━━━━━ PROVIDED RECORDS
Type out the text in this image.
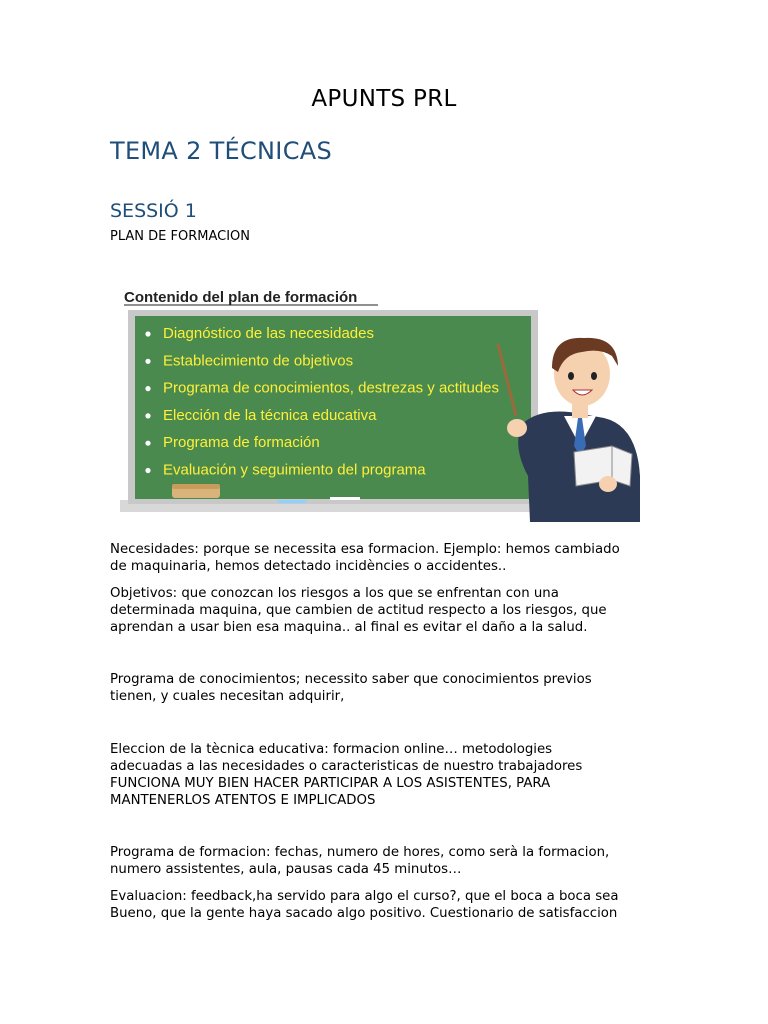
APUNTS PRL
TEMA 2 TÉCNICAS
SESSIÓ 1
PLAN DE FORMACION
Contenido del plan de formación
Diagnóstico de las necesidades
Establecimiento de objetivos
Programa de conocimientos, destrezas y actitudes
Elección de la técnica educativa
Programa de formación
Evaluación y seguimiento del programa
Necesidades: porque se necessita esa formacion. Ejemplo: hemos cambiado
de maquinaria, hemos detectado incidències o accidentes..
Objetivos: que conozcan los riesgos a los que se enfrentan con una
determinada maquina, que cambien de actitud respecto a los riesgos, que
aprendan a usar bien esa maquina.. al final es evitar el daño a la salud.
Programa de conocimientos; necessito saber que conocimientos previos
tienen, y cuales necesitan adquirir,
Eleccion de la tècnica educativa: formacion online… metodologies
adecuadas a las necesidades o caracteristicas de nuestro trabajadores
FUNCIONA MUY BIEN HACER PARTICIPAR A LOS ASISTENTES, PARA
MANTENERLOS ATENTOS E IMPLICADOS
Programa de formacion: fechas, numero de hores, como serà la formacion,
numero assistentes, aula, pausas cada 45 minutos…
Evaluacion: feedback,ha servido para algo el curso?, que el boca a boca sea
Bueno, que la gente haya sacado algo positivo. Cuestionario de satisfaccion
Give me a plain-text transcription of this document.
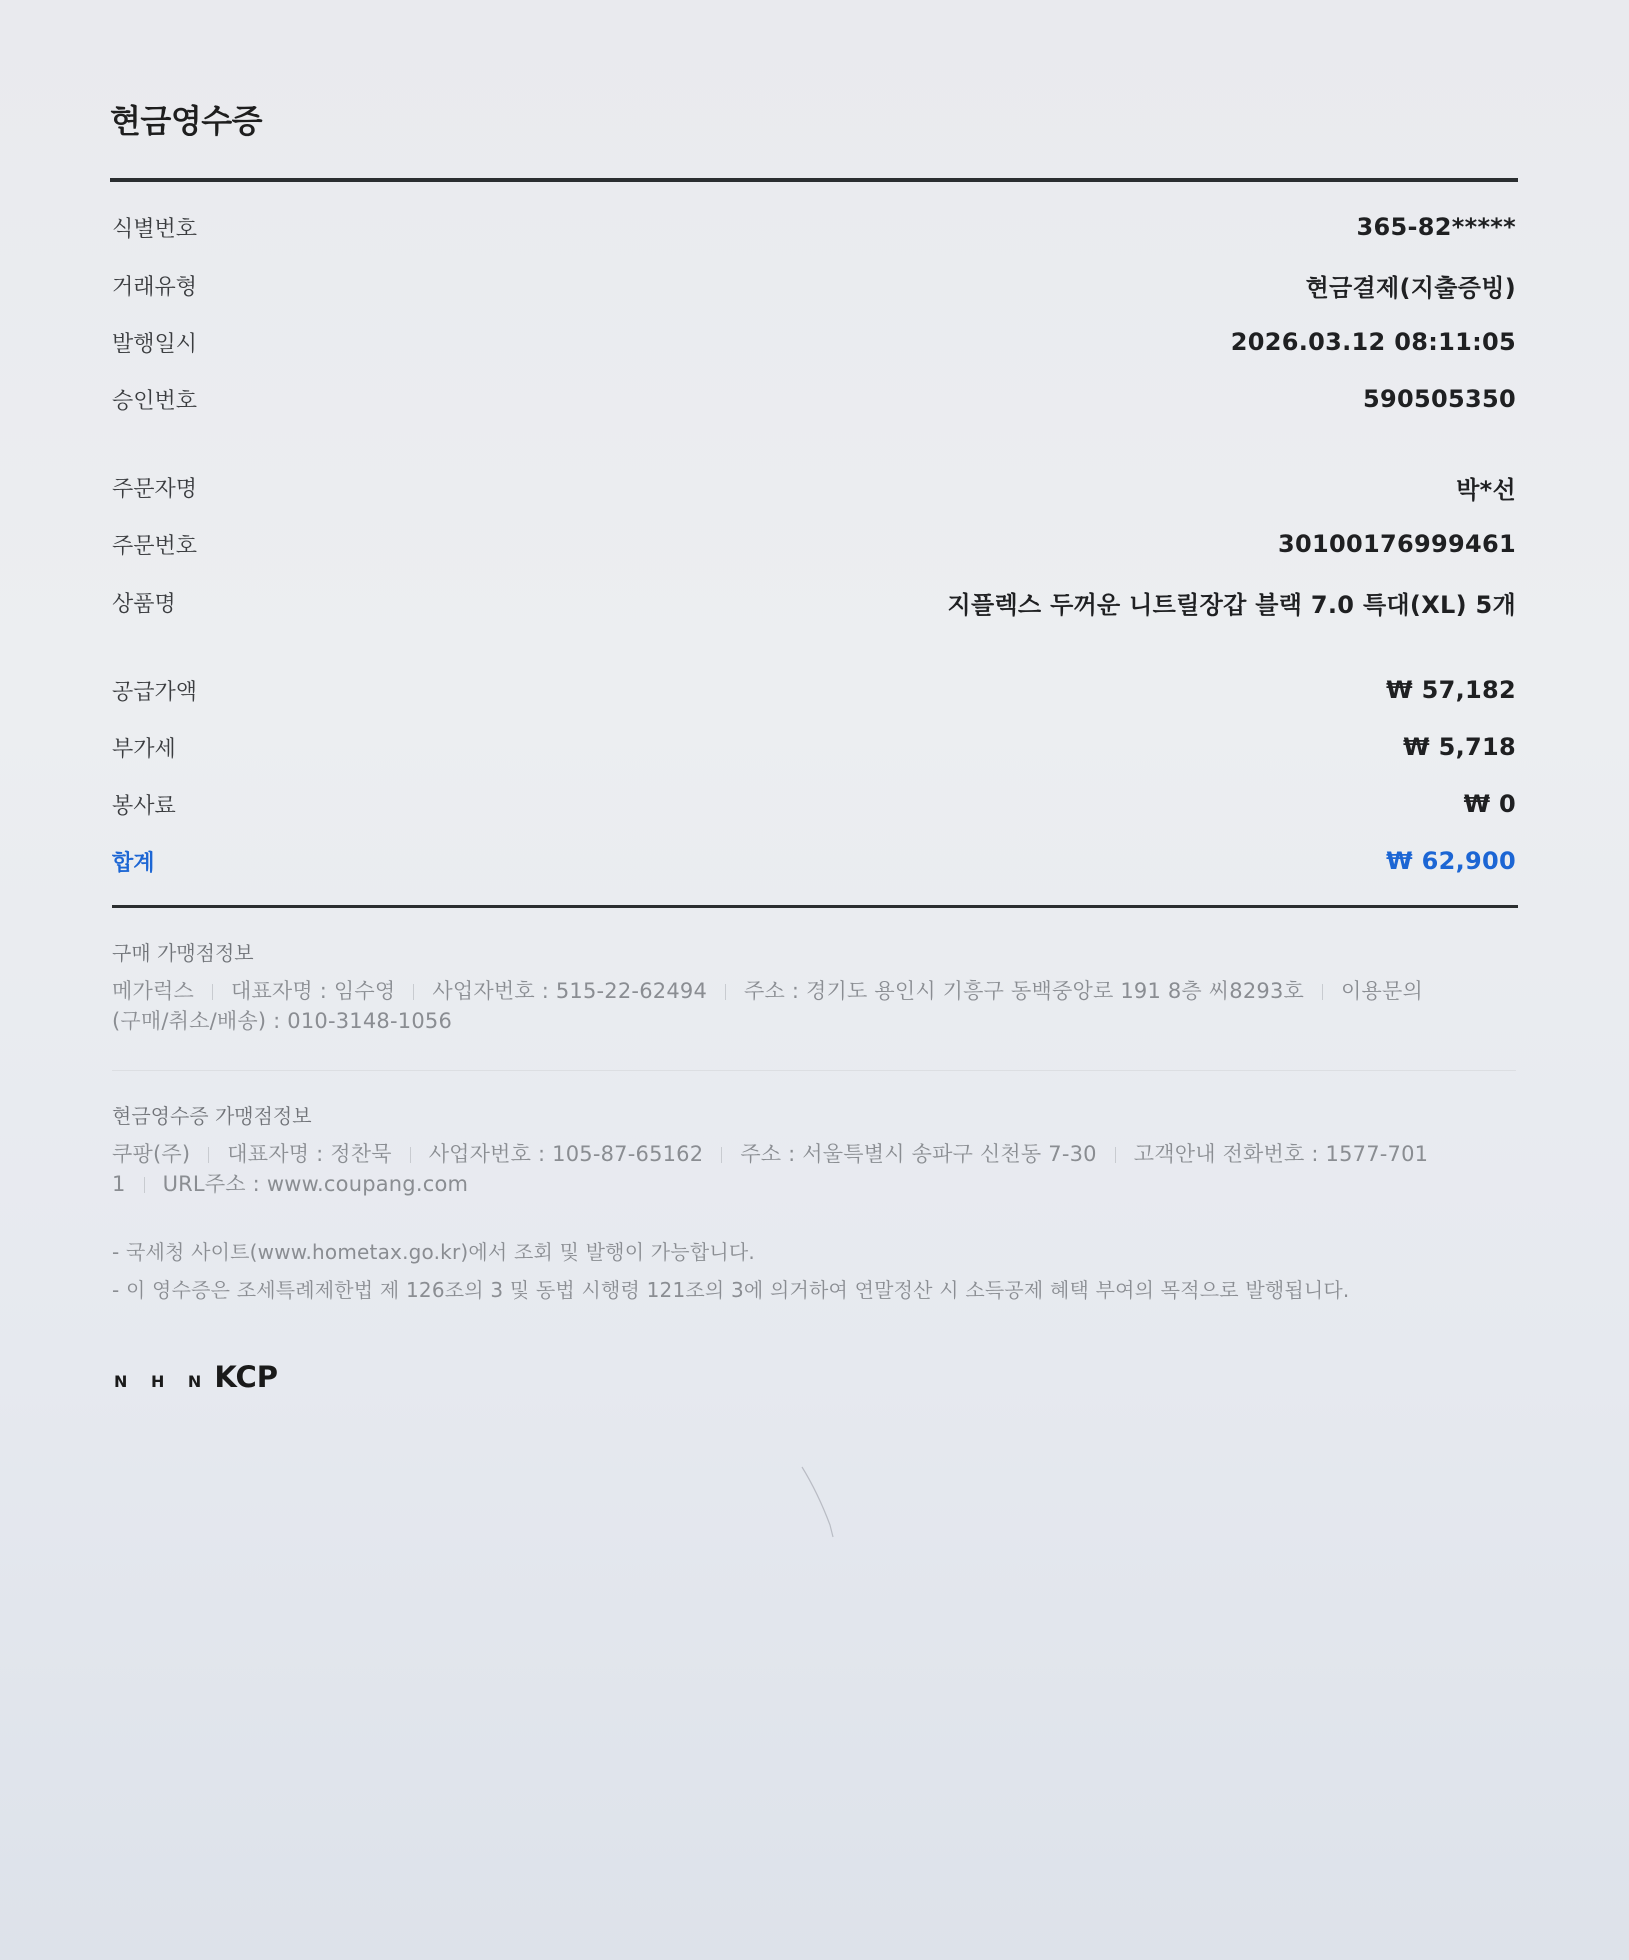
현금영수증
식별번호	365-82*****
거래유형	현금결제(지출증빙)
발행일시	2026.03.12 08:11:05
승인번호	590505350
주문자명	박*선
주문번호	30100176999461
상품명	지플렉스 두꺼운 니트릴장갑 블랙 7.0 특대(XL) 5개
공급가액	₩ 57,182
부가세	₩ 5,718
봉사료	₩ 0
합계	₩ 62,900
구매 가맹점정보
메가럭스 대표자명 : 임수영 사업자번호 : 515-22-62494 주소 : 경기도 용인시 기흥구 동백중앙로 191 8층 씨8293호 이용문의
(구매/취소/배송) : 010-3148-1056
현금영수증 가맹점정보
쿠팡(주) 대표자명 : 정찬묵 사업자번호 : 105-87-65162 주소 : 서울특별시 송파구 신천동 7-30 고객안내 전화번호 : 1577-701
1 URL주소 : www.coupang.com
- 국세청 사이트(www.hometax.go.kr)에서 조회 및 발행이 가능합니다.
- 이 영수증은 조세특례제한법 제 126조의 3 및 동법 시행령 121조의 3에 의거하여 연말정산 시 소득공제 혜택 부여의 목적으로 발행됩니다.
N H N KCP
━━━━━━━━━━
SHORT TASK: Output, exactly, all the records above; include no pictures.

TASK RESPONSE:
Type out the text in this image.
APUNTS PRL
TEMA 2 TÉCNICAS
SESSIÓ 1
PLAN DE FORMACION
Contenido del plan de formación
Diagnóstico de las necesidades
Establecimiento de objetivos
Programa de conocimientos, destrezas y actitudes
Elección de la técnica educativa
Programa de formación
Evaluación y seguimiento del programa
Necesidades: porque se necessita esa formacion. Ejemplo: hemos cambiado
de maquinaria, hemos detectado incidències o accidentes..
Objetivos: que conozcan los riesgos a los que se enfrentan con una
determinada maquina, que cambien de actitud respecto a los riesgos, que
aprendan a usar bien esa maquina.. al final es evitar el daño a la salud.
Programa de conocimientos; necessito saber que conocimientos previos
tienen, y cuales necesitan adquirir,
Eleccion de la tècnica educativa: formacion online… metodologies
adecuadas a las necesidades o caracteristicas de nuestro trabajadores
FUNCIONA MUY BIEN HACER PARTICIPAR A LOS ASISTENTES, PARA
MANTENERLOS ATENTOS E IMPLICADOS
Programa de formacion: fechas, numero de hores, como serà la formacion,
numero assistentes, aula, pausas cada 45 minutos…
Evaluacion: feedback,ha servido para algo el curso?, que el boca a boca sea
Bueno, que la gente haya sacado algo positivo. Cuestionario de satisfaccion
Give me a plain-text transcription of this document.
현금영수증
식별번호	365-82*****
거래유형	현금결제(지출증빙)
발행일시	2026.03.12 08:11:05
승인번호	590505350
주문자명	박*선
주문번호	30100176999461
상품명	지플렉스 두꺼운 니트릴장갑 블랙 7.0 특대(XL) 5개
공급가액	₩ 57,182
부가세	₩ 5,718
봉사료	₩ 0
합계	₩ 62,900
구매 가맹점정보
메가럭스 대표자명 : 임수영 사업자번호 : 515-22-62494 주소 : 경기도 용인시 기흥구 동백중앙로 191 8층 씨8293호 이용문의
(구매/취소/배송) : 010-3148-1056
현금영수증 가맹점정보
쿠팡(주) 대표자명 : 정찬묵 사업자번호 : 105-87-65162 주소 : 서울특별시 송파구 신천동 7-30 고객안내 전화번호 : 1577-701
1 URL주소 : www.coupang.com
- 국세청 사이트(www.hometax.go.kr)에서 조회 및 발행이 가능합니다.
- 이 영수증은 조세특례제한법 제 126조의 3 및 동법 시행령 121조의 3에 의거하여 연말정산 시 소득공제 혜택 부여의 목적으로 발행됩니다.
N H N KCP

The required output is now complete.